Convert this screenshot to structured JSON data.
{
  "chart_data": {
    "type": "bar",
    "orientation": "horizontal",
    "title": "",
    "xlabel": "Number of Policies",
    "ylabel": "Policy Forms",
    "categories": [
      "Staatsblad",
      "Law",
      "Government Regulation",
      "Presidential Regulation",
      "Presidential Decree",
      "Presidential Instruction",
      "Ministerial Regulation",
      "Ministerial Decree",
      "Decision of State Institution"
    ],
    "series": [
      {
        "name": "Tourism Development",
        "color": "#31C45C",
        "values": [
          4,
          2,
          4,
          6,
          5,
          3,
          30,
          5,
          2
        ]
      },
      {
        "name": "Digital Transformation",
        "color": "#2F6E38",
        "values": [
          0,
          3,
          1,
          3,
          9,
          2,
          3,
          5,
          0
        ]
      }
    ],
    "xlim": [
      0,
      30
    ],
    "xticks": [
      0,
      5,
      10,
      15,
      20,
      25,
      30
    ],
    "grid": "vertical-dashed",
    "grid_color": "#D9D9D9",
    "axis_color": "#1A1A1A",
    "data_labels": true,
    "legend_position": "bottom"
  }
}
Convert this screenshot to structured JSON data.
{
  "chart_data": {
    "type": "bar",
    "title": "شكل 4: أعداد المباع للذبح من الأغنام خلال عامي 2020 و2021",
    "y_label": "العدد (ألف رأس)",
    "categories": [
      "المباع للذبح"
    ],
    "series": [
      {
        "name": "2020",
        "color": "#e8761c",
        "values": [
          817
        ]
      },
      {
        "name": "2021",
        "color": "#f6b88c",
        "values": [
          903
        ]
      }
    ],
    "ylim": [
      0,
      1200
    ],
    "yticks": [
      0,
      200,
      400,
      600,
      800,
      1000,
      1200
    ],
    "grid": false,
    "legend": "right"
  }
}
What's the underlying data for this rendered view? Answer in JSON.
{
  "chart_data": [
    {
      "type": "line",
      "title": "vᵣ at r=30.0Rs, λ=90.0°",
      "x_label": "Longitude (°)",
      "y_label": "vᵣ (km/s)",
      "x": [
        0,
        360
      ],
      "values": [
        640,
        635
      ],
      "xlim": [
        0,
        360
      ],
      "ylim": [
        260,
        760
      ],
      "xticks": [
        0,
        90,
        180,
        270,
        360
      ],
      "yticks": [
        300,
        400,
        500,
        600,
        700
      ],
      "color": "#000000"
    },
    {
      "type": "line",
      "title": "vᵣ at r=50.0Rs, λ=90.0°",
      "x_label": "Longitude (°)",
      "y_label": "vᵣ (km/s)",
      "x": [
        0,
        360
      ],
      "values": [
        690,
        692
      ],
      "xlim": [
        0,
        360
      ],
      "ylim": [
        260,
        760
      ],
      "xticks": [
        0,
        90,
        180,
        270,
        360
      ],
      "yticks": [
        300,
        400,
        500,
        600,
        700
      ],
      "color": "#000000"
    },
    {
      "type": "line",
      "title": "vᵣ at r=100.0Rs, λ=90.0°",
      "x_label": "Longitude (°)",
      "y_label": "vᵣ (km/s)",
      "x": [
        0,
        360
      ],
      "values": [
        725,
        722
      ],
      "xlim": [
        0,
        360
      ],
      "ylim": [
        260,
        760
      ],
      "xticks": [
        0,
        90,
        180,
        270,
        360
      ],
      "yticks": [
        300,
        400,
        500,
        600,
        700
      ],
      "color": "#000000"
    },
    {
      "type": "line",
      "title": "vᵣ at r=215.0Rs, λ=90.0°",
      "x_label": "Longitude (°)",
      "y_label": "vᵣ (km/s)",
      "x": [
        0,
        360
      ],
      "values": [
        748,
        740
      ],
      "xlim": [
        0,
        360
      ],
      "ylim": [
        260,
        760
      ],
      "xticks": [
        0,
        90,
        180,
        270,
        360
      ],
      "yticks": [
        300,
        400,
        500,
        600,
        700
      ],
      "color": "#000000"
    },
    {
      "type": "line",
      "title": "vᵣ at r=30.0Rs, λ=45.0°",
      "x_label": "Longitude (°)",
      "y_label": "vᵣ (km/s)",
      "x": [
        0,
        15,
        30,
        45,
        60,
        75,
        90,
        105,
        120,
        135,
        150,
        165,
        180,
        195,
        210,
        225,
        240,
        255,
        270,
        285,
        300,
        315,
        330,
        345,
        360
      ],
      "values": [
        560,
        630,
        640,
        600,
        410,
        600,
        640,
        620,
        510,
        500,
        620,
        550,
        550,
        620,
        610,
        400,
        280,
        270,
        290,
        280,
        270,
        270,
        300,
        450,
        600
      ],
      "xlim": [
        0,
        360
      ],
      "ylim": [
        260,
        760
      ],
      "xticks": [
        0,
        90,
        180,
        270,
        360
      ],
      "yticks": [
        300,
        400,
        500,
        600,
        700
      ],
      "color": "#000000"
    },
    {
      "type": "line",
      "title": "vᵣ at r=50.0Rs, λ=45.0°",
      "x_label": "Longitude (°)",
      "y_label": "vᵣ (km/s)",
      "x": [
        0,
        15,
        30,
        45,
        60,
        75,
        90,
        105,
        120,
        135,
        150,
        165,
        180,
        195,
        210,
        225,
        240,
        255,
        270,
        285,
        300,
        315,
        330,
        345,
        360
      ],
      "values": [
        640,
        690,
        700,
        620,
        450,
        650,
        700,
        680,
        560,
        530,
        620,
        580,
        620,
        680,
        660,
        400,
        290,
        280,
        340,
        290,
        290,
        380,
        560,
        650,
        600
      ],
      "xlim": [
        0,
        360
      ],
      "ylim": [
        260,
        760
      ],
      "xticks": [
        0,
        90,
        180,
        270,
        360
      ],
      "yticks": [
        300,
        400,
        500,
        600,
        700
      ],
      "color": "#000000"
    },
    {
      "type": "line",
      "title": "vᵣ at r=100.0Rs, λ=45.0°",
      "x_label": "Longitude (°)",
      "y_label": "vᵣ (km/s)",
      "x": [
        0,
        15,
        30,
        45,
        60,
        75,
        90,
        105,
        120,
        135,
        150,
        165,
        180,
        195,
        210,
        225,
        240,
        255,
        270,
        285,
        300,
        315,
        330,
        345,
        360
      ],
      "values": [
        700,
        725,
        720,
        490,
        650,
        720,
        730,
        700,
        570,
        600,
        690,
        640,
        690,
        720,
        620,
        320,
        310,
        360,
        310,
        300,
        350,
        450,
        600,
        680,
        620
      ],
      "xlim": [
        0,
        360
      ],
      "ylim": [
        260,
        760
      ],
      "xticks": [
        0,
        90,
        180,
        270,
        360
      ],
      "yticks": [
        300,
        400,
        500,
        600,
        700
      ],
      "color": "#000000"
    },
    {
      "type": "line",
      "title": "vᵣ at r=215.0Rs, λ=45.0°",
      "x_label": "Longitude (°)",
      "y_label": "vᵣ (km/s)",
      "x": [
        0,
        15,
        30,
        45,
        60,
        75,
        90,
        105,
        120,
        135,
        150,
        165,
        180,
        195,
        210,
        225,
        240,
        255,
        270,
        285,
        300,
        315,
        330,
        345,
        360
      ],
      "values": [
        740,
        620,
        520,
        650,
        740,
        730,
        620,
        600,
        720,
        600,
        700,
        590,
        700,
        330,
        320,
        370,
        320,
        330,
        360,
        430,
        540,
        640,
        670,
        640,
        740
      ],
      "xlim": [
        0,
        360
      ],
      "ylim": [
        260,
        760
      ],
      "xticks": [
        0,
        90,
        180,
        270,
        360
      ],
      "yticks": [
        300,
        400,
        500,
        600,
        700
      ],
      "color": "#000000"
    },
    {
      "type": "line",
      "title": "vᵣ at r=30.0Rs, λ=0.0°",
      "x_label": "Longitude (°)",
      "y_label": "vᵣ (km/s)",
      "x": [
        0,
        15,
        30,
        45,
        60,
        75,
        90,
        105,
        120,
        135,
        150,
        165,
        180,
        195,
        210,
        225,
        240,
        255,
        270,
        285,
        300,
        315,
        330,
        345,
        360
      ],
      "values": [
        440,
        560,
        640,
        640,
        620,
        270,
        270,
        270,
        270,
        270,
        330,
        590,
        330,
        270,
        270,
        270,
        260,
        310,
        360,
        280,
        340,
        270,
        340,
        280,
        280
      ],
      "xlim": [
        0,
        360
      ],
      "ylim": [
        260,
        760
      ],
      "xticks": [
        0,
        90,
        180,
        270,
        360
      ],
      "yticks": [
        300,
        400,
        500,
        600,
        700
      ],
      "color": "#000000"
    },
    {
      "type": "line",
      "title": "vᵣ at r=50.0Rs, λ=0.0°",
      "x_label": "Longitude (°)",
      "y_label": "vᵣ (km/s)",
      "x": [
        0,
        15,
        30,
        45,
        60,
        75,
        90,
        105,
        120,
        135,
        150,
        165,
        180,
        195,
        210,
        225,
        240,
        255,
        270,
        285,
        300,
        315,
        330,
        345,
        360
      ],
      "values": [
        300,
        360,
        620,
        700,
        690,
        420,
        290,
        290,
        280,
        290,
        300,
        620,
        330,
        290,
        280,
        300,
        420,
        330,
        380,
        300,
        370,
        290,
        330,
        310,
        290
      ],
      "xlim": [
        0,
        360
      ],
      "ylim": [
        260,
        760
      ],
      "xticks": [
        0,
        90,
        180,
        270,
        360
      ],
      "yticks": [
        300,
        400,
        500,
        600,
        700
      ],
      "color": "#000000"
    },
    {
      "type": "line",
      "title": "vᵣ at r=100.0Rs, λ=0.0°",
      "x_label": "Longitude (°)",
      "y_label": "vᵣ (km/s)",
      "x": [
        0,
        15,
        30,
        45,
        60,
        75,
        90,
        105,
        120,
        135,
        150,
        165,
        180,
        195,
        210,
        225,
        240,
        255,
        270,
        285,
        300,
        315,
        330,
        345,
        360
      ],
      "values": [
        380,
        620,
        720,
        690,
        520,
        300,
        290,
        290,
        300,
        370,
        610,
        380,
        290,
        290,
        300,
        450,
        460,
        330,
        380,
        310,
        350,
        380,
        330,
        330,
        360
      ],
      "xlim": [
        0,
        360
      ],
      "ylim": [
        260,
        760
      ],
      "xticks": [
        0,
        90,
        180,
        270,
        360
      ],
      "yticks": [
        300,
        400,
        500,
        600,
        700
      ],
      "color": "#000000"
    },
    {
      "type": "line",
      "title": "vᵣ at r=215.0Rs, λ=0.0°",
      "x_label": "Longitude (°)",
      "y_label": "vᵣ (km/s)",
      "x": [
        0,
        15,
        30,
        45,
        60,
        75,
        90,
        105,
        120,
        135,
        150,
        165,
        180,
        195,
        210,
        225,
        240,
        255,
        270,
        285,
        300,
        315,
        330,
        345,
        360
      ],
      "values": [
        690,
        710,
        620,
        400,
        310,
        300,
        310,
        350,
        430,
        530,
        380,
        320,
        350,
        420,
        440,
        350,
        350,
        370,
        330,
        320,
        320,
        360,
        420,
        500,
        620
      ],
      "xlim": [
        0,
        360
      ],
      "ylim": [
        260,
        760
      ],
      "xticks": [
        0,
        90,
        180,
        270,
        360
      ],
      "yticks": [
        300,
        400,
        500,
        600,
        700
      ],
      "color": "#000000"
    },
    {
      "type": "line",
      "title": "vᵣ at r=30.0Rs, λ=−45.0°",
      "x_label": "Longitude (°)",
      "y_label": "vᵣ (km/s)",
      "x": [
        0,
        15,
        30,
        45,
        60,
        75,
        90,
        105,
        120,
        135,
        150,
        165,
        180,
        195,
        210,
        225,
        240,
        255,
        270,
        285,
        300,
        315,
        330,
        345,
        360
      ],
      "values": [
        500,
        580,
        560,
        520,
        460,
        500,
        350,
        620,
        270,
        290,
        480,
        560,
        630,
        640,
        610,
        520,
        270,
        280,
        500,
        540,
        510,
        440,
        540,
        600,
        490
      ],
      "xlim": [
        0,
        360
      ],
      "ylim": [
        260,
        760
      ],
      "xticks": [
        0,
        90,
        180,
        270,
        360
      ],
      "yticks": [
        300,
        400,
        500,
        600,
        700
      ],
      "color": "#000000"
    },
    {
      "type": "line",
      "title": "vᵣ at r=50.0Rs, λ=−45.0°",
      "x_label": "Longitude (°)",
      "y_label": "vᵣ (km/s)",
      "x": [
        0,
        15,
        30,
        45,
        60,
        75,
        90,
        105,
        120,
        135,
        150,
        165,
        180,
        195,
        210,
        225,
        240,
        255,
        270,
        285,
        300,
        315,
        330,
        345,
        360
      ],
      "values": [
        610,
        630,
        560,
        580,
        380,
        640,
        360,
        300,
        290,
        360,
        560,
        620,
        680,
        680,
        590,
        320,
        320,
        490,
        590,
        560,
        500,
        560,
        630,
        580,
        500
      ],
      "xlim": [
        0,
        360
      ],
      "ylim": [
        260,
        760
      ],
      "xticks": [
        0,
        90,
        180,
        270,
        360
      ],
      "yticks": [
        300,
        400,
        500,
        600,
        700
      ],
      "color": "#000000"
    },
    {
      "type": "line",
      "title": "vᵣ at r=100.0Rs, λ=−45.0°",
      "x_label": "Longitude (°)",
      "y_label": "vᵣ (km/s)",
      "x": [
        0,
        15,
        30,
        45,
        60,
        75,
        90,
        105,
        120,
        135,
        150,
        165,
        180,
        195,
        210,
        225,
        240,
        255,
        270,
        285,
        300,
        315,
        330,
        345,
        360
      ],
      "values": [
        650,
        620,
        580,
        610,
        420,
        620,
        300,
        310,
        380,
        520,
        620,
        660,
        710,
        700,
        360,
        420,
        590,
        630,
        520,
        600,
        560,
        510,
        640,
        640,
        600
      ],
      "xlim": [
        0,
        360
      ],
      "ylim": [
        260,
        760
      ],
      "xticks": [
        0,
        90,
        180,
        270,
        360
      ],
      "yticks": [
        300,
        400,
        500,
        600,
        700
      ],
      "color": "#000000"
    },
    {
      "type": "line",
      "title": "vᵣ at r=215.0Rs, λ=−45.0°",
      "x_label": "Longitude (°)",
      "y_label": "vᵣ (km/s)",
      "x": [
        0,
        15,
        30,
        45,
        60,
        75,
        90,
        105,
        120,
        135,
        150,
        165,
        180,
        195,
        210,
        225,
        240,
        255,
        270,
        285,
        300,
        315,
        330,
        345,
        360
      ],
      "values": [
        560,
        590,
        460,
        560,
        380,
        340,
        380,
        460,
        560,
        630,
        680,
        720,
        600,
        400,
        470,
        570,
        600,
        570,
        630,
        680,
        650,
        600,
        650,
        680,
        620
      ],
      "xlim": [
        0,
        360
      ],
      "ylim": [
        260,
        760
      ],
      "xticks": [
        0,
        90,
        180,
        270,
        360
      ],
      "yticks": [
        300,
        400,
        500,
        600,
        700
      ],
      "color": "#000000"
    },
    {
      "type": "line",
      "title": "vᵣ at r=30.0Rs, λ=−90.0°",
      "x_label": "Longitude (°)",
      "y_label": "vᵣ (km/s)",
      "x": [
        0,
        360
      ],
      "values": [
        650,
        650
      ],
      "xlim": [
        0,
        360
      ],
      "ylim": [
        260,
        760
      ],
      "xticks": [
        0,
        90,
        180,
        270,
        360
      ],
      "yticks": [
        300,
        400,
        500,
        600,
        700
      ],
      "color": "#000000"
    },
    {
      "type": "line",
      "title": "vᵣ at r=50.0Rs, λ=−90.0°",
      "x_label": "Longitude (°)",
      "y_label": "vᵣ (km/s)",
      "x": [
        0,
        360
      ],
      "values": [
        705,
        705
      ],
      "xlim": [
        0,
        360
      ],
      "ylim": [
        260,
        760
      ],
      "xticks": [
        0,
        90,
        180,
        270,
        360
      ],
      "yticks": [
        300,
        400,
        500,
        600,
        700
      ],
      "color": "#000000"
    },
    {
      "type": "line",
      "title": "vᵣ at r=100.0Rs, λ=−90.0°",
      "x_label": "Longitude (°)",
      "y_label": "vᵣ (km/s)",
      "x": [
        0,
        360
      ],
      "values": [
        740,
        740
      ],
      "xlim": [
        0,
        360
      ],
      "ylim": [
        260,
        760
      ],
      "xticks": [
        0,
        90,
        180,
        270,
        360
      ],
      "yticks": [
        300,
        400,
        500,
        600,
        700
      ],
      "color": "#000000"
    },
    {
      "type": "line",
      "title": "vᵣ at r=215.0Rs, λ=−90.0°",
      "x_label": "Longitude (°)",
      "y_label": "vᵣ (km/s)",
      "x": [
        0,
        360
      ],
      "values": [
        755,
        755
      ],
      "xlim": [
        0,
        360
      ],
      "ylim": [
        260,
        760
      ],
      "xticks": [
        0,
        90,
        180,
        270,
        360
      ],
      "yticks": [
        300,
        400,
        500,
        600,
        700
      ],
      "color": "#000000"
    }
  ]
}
§
Find every line in the listing that holds the string "Presidential", then say how many there are as a bare number.

* _CORRECT OUTPUT_: 3